>> begin DATASET

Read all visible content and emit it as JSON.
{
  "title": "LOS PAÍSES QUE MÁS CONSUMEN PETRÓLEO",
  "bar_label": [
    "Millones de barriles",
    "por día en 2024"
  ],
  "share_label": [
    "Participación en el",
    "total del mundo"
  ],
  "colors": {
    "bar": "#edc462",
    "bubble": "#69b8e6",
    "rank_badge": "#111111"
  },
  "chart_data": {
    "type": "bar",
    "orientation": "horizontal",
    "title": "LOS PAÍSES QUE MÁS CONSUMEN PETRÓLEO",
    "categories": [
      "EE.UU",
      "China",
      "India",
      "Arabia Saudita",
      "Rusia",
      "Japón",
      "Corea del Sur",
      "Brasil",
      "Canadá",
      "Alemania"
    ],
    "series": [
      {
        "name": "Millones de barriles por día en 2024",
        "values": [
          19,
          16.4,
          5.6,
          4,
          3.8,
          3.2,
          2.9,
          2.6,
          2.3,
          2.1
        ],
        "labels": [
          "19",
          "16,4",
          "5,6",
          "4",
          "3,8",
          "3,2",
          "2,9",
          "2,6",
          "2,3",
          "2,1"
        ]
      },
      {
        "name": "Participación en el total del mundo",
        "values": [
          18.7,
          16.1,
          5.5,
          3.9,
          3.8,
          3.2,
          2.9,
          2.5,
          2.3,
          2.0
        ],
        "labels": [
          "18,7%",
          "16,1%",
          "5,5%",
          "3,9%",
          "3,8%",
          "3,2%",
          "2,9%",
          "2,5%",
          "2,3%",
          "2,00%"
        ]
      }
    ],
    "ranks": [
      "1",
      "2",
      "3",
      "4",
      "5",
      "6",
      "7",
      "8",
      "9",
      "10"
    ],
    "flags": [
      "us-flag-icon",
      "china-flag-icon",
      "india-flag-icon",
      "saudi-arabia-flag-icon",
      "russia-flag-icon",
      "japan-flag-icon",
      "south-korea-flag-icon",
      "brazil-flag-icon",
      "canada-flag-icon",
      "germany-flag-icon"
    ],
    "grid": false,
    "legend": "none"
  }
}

>> end DATASET

**WORK REQUIRED:** Count how many lines above carry the word "icon". Only the number is required.

**FULL RESPONSE:** 10